Stored records:

• • • • •

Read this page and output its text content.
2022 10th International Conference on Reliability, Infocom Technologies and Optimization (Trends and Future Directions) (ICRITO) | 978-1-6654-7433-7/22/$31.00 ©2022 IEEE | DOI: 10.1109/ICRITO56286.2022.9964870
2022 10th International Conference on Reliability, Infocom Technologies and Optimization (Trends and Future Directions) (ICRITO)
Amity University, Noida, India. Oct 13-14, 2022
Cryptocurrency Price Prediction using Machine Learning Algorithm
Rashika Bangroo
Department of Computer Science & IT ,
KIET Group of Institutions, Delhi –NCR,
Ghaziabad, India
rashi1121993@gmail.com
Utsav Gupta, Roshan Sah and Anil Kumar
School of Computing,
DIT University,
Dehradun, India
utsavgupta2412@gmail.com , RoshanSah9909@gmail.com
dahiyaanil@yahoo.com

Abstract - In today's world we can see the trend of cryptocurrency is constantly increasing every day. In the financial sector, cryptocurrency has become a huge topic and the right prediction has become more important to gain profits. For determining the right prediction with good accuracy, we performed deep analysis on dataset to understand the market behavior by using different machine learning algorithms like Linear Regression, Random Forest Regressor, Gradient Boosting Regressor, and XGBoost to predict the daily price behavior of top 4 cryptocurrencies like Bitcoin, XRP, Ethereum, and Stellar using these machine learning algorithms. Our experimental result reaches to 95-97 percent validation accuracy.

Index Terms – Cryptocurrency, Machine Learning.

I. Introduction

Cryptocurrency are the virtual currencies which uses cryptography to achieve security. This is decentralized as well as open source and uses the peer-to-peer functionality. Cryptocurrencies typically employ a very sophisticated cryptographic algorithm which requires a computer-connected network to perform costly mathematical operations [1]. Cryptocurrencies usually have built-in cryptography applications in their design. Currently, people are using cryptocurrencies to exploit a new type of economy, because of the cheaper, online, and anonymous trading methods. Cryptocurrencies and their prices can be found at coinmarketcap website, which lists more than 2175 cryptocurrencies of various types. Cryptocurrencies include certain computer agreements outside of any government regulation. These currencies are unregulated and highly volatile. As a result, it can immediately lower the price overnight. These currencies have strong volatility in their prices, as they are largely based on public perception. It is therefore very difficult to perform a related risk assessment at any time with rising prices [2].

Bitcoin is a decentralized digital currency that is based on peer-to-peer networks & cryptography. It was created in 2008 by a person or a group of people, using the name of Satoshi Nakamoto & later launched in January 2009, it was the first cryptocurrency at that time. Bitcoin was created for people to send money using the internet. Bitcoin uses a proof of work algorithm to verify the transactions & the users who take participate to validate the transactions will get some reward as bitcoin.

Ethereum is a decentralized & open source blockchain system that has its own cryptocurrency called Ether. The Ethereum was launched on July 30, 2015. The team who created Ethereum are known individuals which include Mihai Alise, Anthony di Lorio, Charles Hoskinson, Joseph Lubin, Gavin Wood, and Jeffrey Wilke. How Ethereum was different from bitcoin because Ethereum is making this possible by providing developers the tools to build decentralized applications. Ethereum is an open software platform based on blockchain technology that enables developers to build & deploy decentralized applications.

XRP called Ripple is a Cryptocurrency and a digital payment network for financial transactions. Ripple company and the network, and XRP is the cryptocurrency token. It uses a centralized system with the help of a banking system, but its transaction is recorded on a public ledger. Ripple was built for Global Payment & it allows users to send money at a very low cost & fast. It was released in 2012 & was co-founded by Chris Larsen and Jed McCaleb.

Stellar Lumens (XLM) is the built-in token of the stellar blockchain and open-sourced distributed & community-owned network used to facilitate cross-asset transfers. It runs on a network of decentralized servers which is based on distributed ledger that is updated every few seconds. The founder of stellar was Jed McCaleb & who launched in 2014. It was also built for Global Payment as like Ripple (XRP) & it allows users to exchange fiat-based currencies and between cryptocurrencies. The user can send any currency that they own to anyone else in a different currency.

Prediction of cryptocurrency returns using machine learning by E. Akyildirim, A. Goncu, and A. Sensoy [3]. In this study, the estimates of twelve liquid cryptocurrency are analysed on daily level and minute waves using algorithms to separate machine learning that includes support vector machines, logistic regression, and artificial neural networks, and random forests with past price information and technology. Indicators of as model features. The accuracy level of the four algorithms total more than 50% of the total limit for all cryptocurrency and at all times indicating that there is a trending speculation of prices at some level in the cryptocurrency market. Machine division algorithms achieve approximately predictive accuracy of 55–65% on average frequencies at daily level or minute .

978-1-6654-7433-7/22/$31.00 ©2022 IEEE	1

• • • • •

### Aim
Write the listing out again, exactly as shown above.

### Answer
Read this page and output its text content.
2022 10th International Conference on Reliability, Infocom Technologies and Optimization (Trends and Future Directions) (ICRITO) | 978-1-6654-7433-7/22/$31.00 ©2022 IEEE | DOI: 10.1109/ICRITO56286.2022.9964870
2022 10th International Conference on Reliability, Infocom Technologies and Optimization (Trends and Future Directions) (ICRITO)
Amity University, Noida, India. Oct 13-14, 2022
Cryptocurrency Price Prediction using Machine Learning Algorithm
Rashika Bangroo
Department of Computer Science & IT ,
KIET Group of Institutions, Delhi –NCR,
Ghaziabad, India
rashi1121993@gmail.com
Utsav Gupta, Roshan Sah and Anil Kumar
School of Computing,
DIT University,
Dehradun, India
utsavgupta2412@gmail.com , RoshanSah9909@gmail.com
dahiyaanil@yahoo.com

Abstract - In today's world we can see the trend of cryptocurrency is constantly increasing every day. In the financial sector, cryptocurrency has become a huge topic and the right prediction has become more important to gain profits. For determining the right prediction with good accuracy, we performed deep analysis on dataset to understand the market behavior by using different machine learning algorithms like Linear Regression, Random Forest Regressor, Gradient Boosting Regressor, and XGBoost to predict the daily price behavior of top 4 cryptocurrencies like Bitcoin, XRP, Ethereum, and Stellar using these machine learning algorithms. Our experimental result reaches to 95-97 percent validation accuracy.

Index Terms – Cryptocurrency, Machine Learning.

I. Introduction

Cryptocurrency are the virtual currencies which uses cryptography to achieve security. This is decentralized as well as open source and uses the peer-to-peer functionality. Cryptocurrencies typically employ a very sophisticated cryptographic algorithm which requires a computer-connected network to perform costly mathematical operations [1]. Cryptocurrencies usually have built-in cryptography applications in their design. Currently, people are using cryptocurrencies to exploit a new type of economy, because of the cheaper, online, and anonymous trading methods. Cryptocurrencies and their prices can be found at coinmarketcap website, which lists more than 2175 cryptocurrencies of various types. Cryptocurrencies include certain computer agreements outside of any government regulation. These currencies are unregulated and highly volatile. As a result, it can immediately lower the price overnight. These currencies have strong volatility in their prices, as they are largely based on public perception. It is therefore very difficult to perform a related risk assessment at any time with rising prices [2].

Bitcoin is a decentralized digital currency that is based on peer-to-peer networks & cryptography. It was created in 2008 by a person or a group of people, using the name of Satoshi Nakamoto & later launched in January 2009, it was the first cryptocurrency at that time. Bitcoin was created for people to send money using the internet. Bitcoin uses a proof of work algorithm to verify the transactions & the users who take participate to validate the transactions will get some reward as bitcoin.

Ethereum is a decentralized & open source blockchain system that has its own cryptocurrency called Ether. The Ethereum was launched on July 30, 2015. The team who created Ethereum are known individuals which include Mihai Alise, Anthony di Lorio, Charles Hoskinson, Joseph Lubin, Gavin Wood, and Jeffrey Wilke. How Ethereum was different from bitcoin because Ethereum is making this possible by providing developers the tools to build decentralized applications. Ethereum is an open software platform based on blockchain technology that enables developers to build & deploy decentralized applications.

XRP called Ripple is a Cryptocurrency and a digital payment network for financial transactions. Ripple company and the network, and XRP is the cryptocurrency token. It uses a centralized system with the help of a banking system, but its transaction is recorded on a public ledger. Ripple was built for Global Payment & it allows users to send money at a very low cost & fast. It was released in 2012 & was co-founded by Chris Larsen and Jed McCaleb.

Stellar Lumens (XLM) is the built-in token of the stellar blockchain and open-sourced distributed & community-owned network used to facilitate cross-asset transfers. It runs on a network of decentralized servers which is based on distributed ledger that is updated every few seconds. The founder of stellar was Jed McCaleb & who launched in 2014. It was also built for Global Payment as like Ripple (XRP) & it allows users to exchange fiat-based currencies and between cryptocurrencies. The user can send any currency that they own to anyone else in a different currency.

Prediction of cryptocurrency returns using machine learning by E. Akyildirim, A. Goncu, and A. Sensoy [3]. In this study, the estimates of twelve liquid cryptocurrency are analysed on daily level and minute waves using algorithms to separate machine learning that includes support vector machines, logistic regression, and artificial neural networks, and random forests with past price information and technology. Indicators of as model features. The accuracy level of the four algorithms total more than 50% of the total limit for all cryptocurrency and at all times indicating that there is a trending speculation of prices at some level in the cryptocurrency market. Machine division algorithms achieve approximately predictive accuracy of 55–65% on average frequencies at daily level or minute .

978-1-6654-7433-7/22/$31.00 ©2022 IEEE	1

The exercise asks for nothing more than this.